**What to do**
Each line below is to be written out in full, exactly as shown.

(Extracted data entries)

----------------

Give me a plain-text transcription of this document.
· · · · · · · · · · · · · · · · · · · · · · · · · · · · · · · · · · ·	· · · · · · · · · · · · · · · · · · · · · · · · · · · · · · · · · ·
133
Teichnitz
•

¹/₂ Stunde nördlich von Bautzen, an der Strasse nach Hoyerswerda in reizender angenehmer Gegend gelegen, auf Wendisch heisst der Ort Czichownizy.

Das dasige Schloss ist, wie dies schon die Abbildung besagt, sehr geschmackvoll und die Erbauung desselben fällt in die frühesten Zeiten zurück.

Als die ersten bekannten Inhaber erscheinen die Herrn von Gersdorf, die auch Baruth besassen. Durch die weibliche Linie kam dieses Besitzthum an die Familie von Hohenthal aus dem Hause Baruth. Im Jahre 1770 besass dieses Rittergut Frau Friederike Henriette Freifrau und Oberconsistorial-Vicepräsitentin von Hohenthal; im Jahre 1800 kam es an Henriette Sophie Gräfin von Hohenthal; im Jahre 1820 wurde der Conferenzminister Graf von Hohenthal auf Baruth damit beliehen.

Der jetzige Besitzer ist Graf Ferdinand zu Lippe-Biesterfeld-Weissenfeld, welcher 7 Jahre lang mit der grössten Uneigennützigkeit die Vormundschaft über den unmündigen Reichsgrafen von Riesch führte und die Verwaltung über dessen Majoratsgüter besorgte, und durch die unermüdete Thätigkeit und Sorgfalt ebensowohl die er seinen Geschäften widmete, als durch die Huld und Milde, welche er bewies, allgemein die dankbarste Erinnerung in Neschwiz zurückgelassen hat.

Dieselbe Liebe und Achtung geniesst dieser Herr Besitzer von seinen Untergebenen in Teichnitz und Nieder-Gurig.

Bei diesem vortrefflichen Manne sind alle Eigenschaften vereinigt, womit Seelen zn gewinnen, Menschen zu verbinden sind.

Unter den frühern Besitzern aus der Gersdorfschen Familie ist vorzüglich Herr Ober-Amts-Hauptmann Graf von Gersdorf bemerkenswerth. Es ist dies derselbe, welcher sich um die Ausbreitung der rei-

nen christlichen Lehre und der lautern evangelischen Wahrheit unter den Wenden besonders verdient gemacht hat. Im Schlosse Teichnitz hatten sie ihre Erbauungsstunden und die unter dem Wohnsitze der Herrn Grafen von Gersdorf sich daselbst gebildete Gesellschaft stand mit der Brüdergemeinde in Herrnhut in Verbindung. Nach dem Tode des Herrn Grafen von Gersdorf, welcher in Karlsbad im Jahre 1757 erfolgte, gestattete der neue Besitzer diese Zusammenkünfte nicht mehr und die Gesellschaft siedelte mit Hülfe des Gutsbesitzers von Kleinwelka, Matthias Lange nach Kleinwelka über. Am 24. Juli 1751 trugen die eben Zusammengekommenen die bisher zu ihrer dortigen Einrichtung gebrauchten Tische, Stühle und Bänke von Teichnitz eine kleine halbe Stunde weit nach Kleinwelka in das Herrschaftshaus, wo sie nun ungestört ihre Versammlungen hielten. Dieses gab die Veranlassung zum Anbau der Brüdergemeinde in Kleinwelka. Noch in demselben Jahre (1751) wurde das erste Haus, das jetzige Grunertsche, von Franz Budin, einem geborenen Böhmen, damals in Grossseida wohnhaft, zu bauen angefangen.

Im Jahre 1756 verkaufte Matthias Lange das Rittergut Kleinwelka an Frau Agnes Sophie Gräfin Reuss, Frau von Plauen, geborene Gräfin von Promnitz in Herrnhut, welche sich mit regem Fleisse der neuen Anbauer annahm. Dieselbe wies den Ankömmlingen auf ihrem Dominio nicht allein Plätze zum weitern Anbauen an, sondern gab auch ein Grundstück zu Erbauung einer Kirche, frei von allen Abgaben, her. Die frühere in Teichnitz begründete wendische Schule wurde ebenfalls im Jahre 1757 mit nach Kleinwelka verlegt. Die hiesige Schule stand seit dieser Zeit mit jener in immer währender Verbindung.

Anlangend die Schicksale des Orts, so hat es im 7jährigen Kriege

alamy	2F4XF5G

----------------

**Answer in full**
Give me a plain-text transcription of this document.
· · · · · · · · · · · · · · · · · · · · · · · · · · · · · · · · · · ·	· · · · · · · · · · · · · · · · · · · · · · · · · · · · · · · · · ·
133
Teichnitz
•

¹/₂ Stunde nördlich von Bautzen, an der Strasse nach Hoyerswerda in reizender angenehmer Gegend gelegen, auf Wendisch heisst der Ort Czichownizy.

Das dasige Schloss ist, wie dies schon die Abbildung besagt, sehr geschmackvoll und die Erbauung desselben fällt in die frühesten Zeiten zurück.

Als die ersten bekannten Inhaber erscheinen die Herrn von Gersdorf, die auch Baruth besassen. Durch die weibliche Linie kam dieses Besitzthum an die Familie von Hohenthal aus dem Hause Baruth. Im Jahre 1770 besass dieses Rittergut Frau Friederike Henriette Freifrau und Oberconsistorial-Vicepräsitentin von Hohenthal; im Jahre 1800 kam es an Henriette Sophie Gräfin von Hohenthal; im Jahre 1820 wurde der Conferenzminister Graf von Hohenthal auf Baruth damit beliehen.

Der jetzige Besitzer ist Graf Ferdinand zu Lippe-Biesterfeld-Weissenfeld, welcher 7 Jahre lang mit der grössten Uneigennützigkeit die Vormundschaft über den unmündigen Reichsgrafen von Riesch führte und die Verwaltung über dessen Majoratsgüter besorgte, und durch die unermüdete Thätigkeit und Sorgfalt ebensowohl die er seinen Geschäften widmete, als durch die Huld und Milde, welche er bewies, allgemein die dankbarste Erinnerung in Neschwiz zurückgelassen hat.

Dieselbe Liebe und Achtung geniesst dieser Herr Besitzer von seinen Untergebenen in Teichnitz und Nieder-Gurig.

Bei diesem vortrefflichen Manne sind alle Eigenschaften vereinigt, womit Seelen zn gewinnen, Menschen zu verbinden sind.

Unter den frühern Besitzern aus der Gersdorfschen Familie ist vorzüglich Herr Ober-Amts-Hauptmann Graf von Gersdorf bemerkenswerth. Es ist dies derselbe, welcher sich um die Ausbreitung der rei-

nen christlichen Lehre und der lautern evangelischen Wahrheit unter den Wenden besonders verdient gemacht hat. Im Schlosse Teichnitz hatten sie ihre Erbauungsstunden und die unter dem Wohnsitze der Herrn Grafen von Gersdorf sich daselbst gebildete Gesellschaft stand mit der Brüdergemeinde in Herrnhut in Verbindung. Nach dem Tode des Herrn Grafen von Gersdorf, welcher in Karlsbad im Jahre 1757 erfolgte, gestattete der neue Besitzer diese Zusammenkünfte nicht mehr und die Gesellschaft siedelte mit Hülfe des Gutsbesitzers von Kleinwelka, Matthias Lange nach Kleinwelka über. Am 24. Juli 1751 trugen die eben Zusammengekommenen die bisher zu ihrer dortigen Einrichtung gebrauchten Tische, Stühle und Bänke von Teichnitz eine kleine halbe Stunde weit nach Kleinwelka in das Herrschaftshaus, wo sie nun ungestört ihre Versammlungen hielten. Dieses gab die Veranlassung zum Anbau der Brüdergemeinde in Kleinwelka. Noch in demselben Jahre (1751) wurde das erste Haus, das jetzige Grunertsche, von Franz Budin, einem geborenen Böhmen, damals in Grossseida wohnhaft, zu bauen angefangen.

Im Jahre 1756 verkaufte Matthias Lange das Rittergut Kleinwelka an Frau Agnes Sophie Gräfin Reuss, Frau von Plauen, geborene Gräfin von Promnitz in Herrnhut, welche sich mit regem Fleisse der neuen Anbauer annahm. Dieselbe wies den Ankömmlingen auf ihrem Dominio nicht allein Plätze zum weitern Anbauen an, sondern gab auch ein Grundstück zu Erbauung einer Kirche, frei von allen Abgaben, her. Die frühere in Teichnitz begründete wendische Schule wurde ebenfalls im Jahre 1757 mit nach Kleinwelka verlegt. Die hiesige Schule stand seit dieser Zeit mit jener in immer währender Verbindung.

Anlangend die Schicksale des Orts, so hat es im 7jährigen Kriege

alamy	2F4XF5G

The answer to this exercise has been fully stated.